# Exercise description
Give back every line of the entries below verbatim, leaving out the pictures.
———
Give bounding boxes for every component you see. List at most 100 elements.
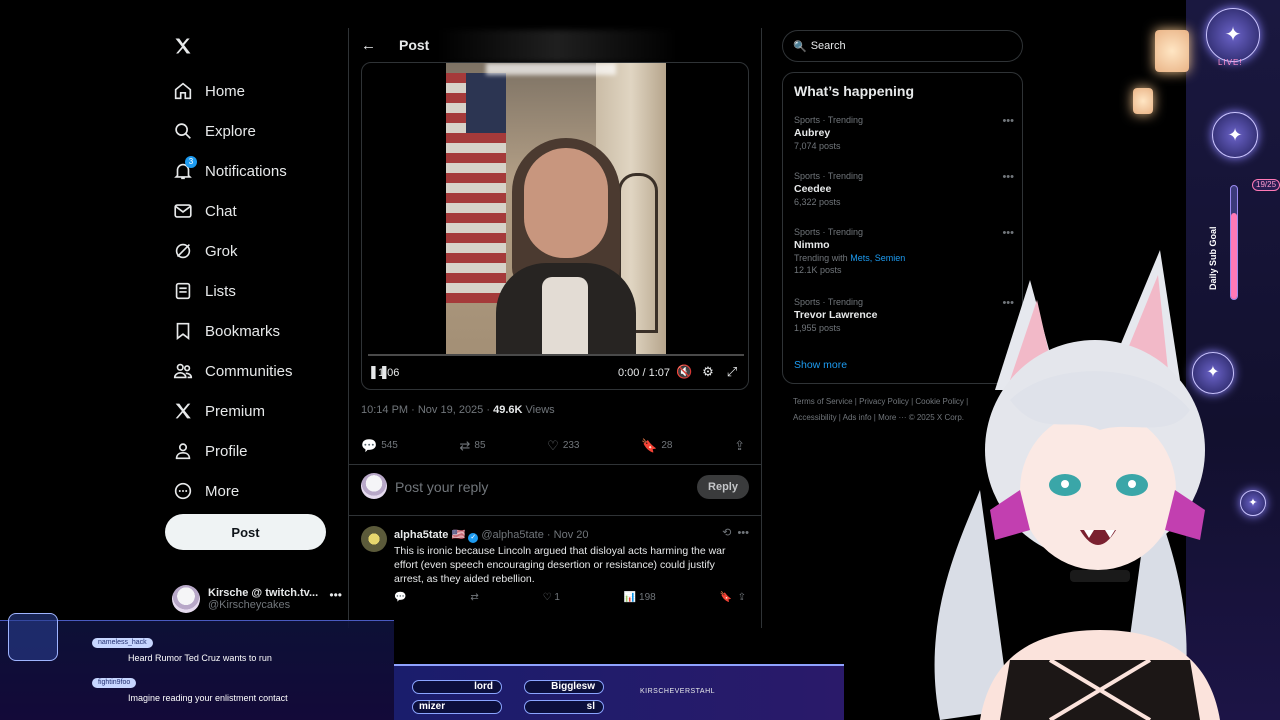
vtuber-avatar: [934, 250, 1220, 720]
account-switcher[interactable]: Kirsche @ twitch.tv... @Kirscheycakes ••…: [172, 584, 352, 614]
chat-text: Imagine reading your enlistment contact: [128, 693, 288, 703]
overlay-time: 1:06: [378, 367, 400, 379]
views-action[interactable]: 📊 198: [624, 592, 656, 603]
heart-icon: ♡: [547, 437, 559, 453]
trend-item[interactable]: Sports · Trending Ceedee 6,322 posts •••: [794, 171, 1014, 207]
reply-more-icon[interactable]: ⟲ •••: [722, 526, 749, 539]
bookmark-icon: 🔖: [641, 437, 658, 453]
recent-follower: lord: [412, 680, 502, 694]
share-icon: ⇪: [734, 437, 745, 453]
search-icon: [172, 120, 194, 142]
reply-button[interactable]: Reply: [697, 475, 749, 499]
trend-name: Aubrey: [794, 127, 831, 139]
reply-item[interactable]: alpha5tate 🇺🇸 ✓ @alpha5tate · Nov 20 ⟲ •…: [349, 520, 761, 620]
nav-label: Home: [205, 82, 246, 100]
video-progress-bar[interactable]: [368, 354, 744, 356]
nav-bookmarks[interactable]: Bookmarks: [160, 311, 293, 351]
mute-icon[interactable]: 🔇: [676, 364, 692, 380]
reply-input[interactable]: Post your reply: [395, 479, 488, 495]
trend-count: 7,074 posts: [794, 141, 841, 151]
nav-label: Communities: [205, 362, 293, 380]
trend-item[interactable]: Sports · Trending Aubrey 7,074 posts •••: [794, 115, 1014, 151]
repost-icon[interactable]: ⇄: [470, 592, 478, 603]
back-arrow-icon[interactable]: ←: [361, 37, 381, 54]
video-player[interactable]: ❚❚ 1:06 0:00 / 1:07 🔇 ⚙ ⤢: [361, 62, 749, 390]
person-icon: [172, 440, 194, 462]
reply-name[interactable]: alpha5tate: [394, 529, 448, 541]
stream-bottom-bar: lord Bigglesw mizer sl: [394, 664, 844, 720]
nav-profile[interactable]: Profile: [160, 431, 293, 471]
nav-communities[interactable]: Communities: [160, 351, 293, 391]
post-actions: 💬 545 ⇄ 85 ♡ 233 🔖 28 ⇪: [361, 432, 749, 458]
comment-icon[interactable]: 💬: [394, 592, 406, 603]
post-button[interactable]: Post: [165, 514, 326, 550]
nav-home[interactable]: Home: [160, 71, 293, 111]
reply-author: alpha5tate 🇺🇸 ✓ @alpha5tate · Nov 20: [394, 528, 589, 543]
nav-chat[interactable]: Chat: [160, 191, 293, 231]
repost-icon: ⇄: [459, 437, 471, 453]
reply-handle-date: @alpha5tate · Nov 20: [481, 529, 589, 541]
live-label: LIVE!: [1218, 58, 1243, 67]
nav-lists[interactable]: Lists: [160, 271, 293, 311]
fullscreen-icon[interactable]: ⤢: [724, 364, 740, 380]
people-icon: [172, 360, 194, 382]
nav-label: Premium: [205, 402, 266, 420]
list-icon: [172, 280, 194, 302]
video-time: 0:00 / 1:07: [618, 367, 670, 379]
nav-grok[interactable]: Grok: [160, 231, 293, 271]
blurred-header-area: [437, 30, 677, 62]
chat-text: Heard Rumor Ted Cruz wants to run: [128, 653, 272, 663]
comment-icon: 💬: [361, 437, 378, 453]
nav-more[interactable]: More: [160, 471, 293, 511]
trend-category: Sports · Trending: [794, 227, 864, 237]
nav-premium[interactable]: Premium: [160, 391, 293, 431]
nav-explore[interactable]: Explore: [160, 111, 293, 151]
star-emblem-icon: ✦: [1206, 8, 1260, 62]
x-logo-icon[interactable]: [173, 36, 193, 56]
nav-label: More: [205, 482, 240, 500]
more-dots-icon[interactable]: •••: [1002, 115, 1014, 127]
nav-label: Grok: [205, 242, 238, 260]
bookmark-share-icons[interactable]: 🔖 ⇪: [720, 592, 746, 603]
post-meta: 10:14 PM · Nov 19, 2025 · 49.6K Views: [361, 404, 555, 416]
trend-with-links[interactable]: Mets, Semien: [850, 253, 905, 263]
nav-notifications[interactable]: 3 Notifications: [160, 151, 293, 191]
x-icon: [172, 400, 194, 422]
bookmark-action[interactable]: 🔖 28: [641, 438, 672, 454]
like-action[interactable]: ♡ 233: [547, 438, 579, 454]
reply-actions: 💬 ⇄ ♡ 1 📊 198 🔖 ⇪: [394, 592, 746, 603]
stream-chat: nameless_hack Heard Rumor Ted Cruz wants…: [0, 613, 394, 720]
more-dots-icon[interactable]: •••: [1002, 171, 1014, 183]
chat-message: fightin9foo Imagine reading your enlistm…: [92, 671, 288, 703]
repost-action[interactable]: ⇄ 85: [460, 438, 486, 454]
chat-mascot-icon: [8, 613, 58, 661]
nav-label: Lists: [205, 282, 236, 300]
lantern-decoration: [1155, 30, 1189, 72]
post-header: ← Post: [349, 28, 761, 62]
post-timestamp[interactable]: 10:14 PM · Nov 19, 2025 ·: [361, 404, 493, 416]
butterfly-orb-icon: ✦: [1212, 112, 1258, 158]
notification-badge: 3: [185, 156, 197, 168]
verified-icon: ✓: [468, 533, 479, 543]
share-action[interactable]: ⇪: [734, 438, 749, 454]
like-action[interactable]: ♡ 1: [543, 592, 560, 603]
flag-image: [446, 73, 506, 303]
nav-label: Profile: [205, 442, 248, 460]
sub-goal-fill: [1231, 213, 1237, 299]
more-dots-icon[interactable]: •••: [1002, 227, 1014, 239]
reply-action[interactable]: 💬 545: [361, 438, 398, 454]
views-count: 49.6K: [493, 404, 523, 416]
chat-username: nameless_hack: [92, 638, 153, 648]
settings-icon[interactable]: ⚙: [700, 364, 716, 380]
blurred-caption: [486, 63, 616, 75]
search-input[interactable]: 🔍 Search: [782, 30, 1023, 62]
sub-goal-count: 19/25: [1252, 179, 1280, 191]
reply-text: This is ironic because Lincoln argued th…: [394, 545, 726, 585]
show-more-link[interactable]: Show more: [794, 359, 847, 371]
avatar[interactable]: [361, 526, 387, 552]
mail-icon: [172, 200, 194, 222]
search-icon: 🔍: [793, 40, 807, 53]
recent-cheer: sl: [524, 700, 604, 714]
account-name: Kirsche @ twitch.tv...: [208, 587, 319, 599]
flag-emoji: 🇺🇸: [451, 529, 466, 541]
———
# Task answer
Give bounding boxes for every component you see. List at most 100 elements.
vtuber-avatar: [934, 250, 1220, 720]
account-switcher[interactable]: Kirsche @ twitch.tv... @Kirscheycakes ••…: [172, 584, 352, 614]
chat-text: Imagine reading your enlistment contact: [128, 693, 288, 703]
overlay-time: 1:06: [378, 367, 400, 379]
views-action[interactable]: 📊 198: [624, 592, 656, 603]
heart-icon: ♡: [547, 437, 559, 453]
trend-item[interactable]: Sports · Trending Ceedee 6,322 posts •••: [794, 171, 1014, 207]
reply-more-icon[interactable]: ⟲ •••: [722, 526, 749, 539]
bookmark-icon: 🔖: [641, 437, 658, 453]
recent-follower: lord: [412, 680, 502, 694]
share-icon: ⇪: [734, 437, 745, 453]
search-icon: [172, 120, 194, 142]
reply-button[interactable]: Reply: [697, 475, 749, 499]
trend-name: Aubrey: [794, 127, 831, 139]
reply-item[interactable]: alpha5tate 🇺🇸 ✓ @alpha5tate · Nov 20 ⟲ •…: [349, 520, 761, 620]
nav-label: Home: [205, 82, 246, 100]
video-progress-bar[interactable]: [368, 354, 744, 356]
nav-bookmarks[interactable]: Bookmarks: [160, 311, 293, 351]
mute-icon[interactable]: 🔇: [676, 364, 692, 380]
reply-input[interactable]: Post your reply: [395, 479, 488, 495]
trend-count: 7,074 posts: [794, 141, 841, 151]
nav-label: Communities: [205, 362, 293, 380]
trend-item[interactable]: Sports · Trending Aubrey 7,074 posts •••: [794, 115, 1014, 151]
repost-icon[interactable]: ⇄: [470, 592, 478, 603]
back-arrow-icon[interactable]: ←: [361, 37, 381, 54]
video-player[interactable]: ❚❚ 1:06 0:00 / 1:07 🔇 ⚙ ⤢: [361, 62, 749, 390]
person-icon: [172, 440, 194, 462]
reply-name[interactable]: alpha5tate: [394, 529, 448, 541]
stream-bottom-bar: lord Bigglesw mizer sl: [394, 664, 844, 720]
nav-profile[interactable]: Profile: [160, 431, 293, 471]
nav-communities[interactable]: Communities: [160, 351, 293, 391]
post-actions: 💬 545 ⇄ 85 ♡ 233 🔖 28 ⇪: [361, 432, 749, 458]
comment-icon[interactable]: 💬: [394, 592, 406, 603]
post-button[interactable]: Post: [165, 514, 326, 550]
nav-home[interactable]: Home: [160, 71, 293, 111]
reply-author: alpha5tate 🇺🇸 ✓ @alpha5tate · Nov 20: [394, 528, 589, 543]
nav-chat[interactable]: Chat: [160, 191, 293, 231]
repost-icon: ⇄: [459, 437, 471, 453]
reply-handle-date: @alpha5tate · Nov 20: [481, 529, 589, 541]
live-label: LIVE!: [1218, 58, 1243, 67]
nav-lists[interactable]: Lists: [160, 271, 293, 311]
fullscreen-icon[interactable]: ⤢: [724, 364, 740, 380]
people-icon: [172, 360, 194, 382]
nav-label: Premium: [205, 402, 266, 420]
list-icon: [172, 280, 194, 302]
video-time: 0:00 / 1:07: [618, 367, 670, 379]
nav-grok[interactable]: Grok: [160, 231, 293, 271]
blurred-header-area: [437, 30, 677, 62]
chat-text: Heard Rumor Ted Cruz wants to run: [128, 653, 272, 663]
comment-icon: 💬: [361, 437, 378, 453]
nav-more[interactable]: More: [160, 471, 293, 511]
trend-category: Sports · Trending: [794, 227, 864, 237]
nav-premium[interactable]: Premium: [160, 391, 293, 431]
nav-explore[interactable]: Explore: [160, 111, 293, 151]
star-emblem-icon: ✦: [1206, 8, 1260, 62]
x-logo-icon[interactable]: [173, 36, 193, 56]
nav-label: More: [205, 482, 240, 500]
more-dots-icon[interactable]: •••: [1002, 115, 1014, 127]
nav-label: Grok: [205, 242, 238, 260]
bookmark-share-icons[interactable]: 🔖 ⇪: [720, 592, 746, 603]
post-meta: 10:14 PM · Nov 19, 2025 · 49.6K Views: [361, 404, 555, 416]
trend-with-links[interactable]: Mets, Semien: [850, 253, 905, 263]
nav-notifications[interactable]: 3 Notifications: [160, 151, 293, 191]
x-icon: [172, 400, 194, 422]
bookmark-action[interactable]: 🔖 28: [641, 438, 672, 454]
like-action[interactable]: ♡ 233: [547, 438, 579, 454]
reply-actions: 💬 ⇄ ♡ 1 📊 198 🔖 ⇪: [394, 592, 746, 603]
stream-chat: nameless_hack Heard Rumor Ted Cruz wants…: [0, 613, 394, 720]
more-dots-icon[interactable]: •••: [1002, 171, 1014, 183]
chat-message: fightin9foo Imagine reading your enlistm…: [92, 671, 288, 703]
repost-action[interactable]: ⇄ 85: [460, 438, 486, 454]
chat-mascot-icon: [8, 613, 58, 661]
nav-label: Lists: [205, 282, 236, 300]
lantern-decoration: [1155, 30, 1189, 72]
post-header: ← Post: [349, 28, 761, 62]
post-timestamp[interactable]: 10:14 PM · Nov 19, 2025 ·: [361, 404, 493, 416]
butterfly-orb-icon: ✦: [1212, 112, 1258, 158]
notification-badge: 3: [185, 156, 197, 168]
verified-icon: ✓: [468, 533, 479, 543]
share-action[interactable]: ⇪: [734, 438, 749, 454]
like-action[interactable]: ♡ 1: [543, 592, 560, 603]
flag-image: [446, 73, 506, 303]
nav-label: Profile: [205, 442, 248, 460]
sub-goal-fill: [1231, 213, 1237, 299]
more-dots-icon[interactable]: •••: [1002, 227, 1014, 239]
reply-action[interactable]: 💬 545: [361, 438, 398, 454]
views-count: 49.6K: [493, 404, 523, 416]
chat-username: nameless_hack: [92, 638, 153, 648]
settings-icon[interactable]: ⚙: [700, 364, 716, 380]
blurred-caption: [486, 63, 616, 75]
search-input[interactable]: 🔍 Search: [782, 30, 1023, 62]
sub-goal-count: 19/25: [1252, 179, 1280, 191]
reply-text: This is ironic because Lincoln argued th…: [394, 545, 726, 585]
show-more-link[interactable]: Show more: [794, 359, 847, 371]
avatar[interactable]: [361, 526, 387, 552]
mail-icon: [172, 200, 194, 222]
search-icon: 🔍: [793, 40, 807, 53]
recent-cheer: sl: [524, 700, 604, 714]
account-name: Kirsche @ twitch.tv...: [208, 587, 319, 599]
flag-emoji: 🇺🇸: [451, 529, 466, 541]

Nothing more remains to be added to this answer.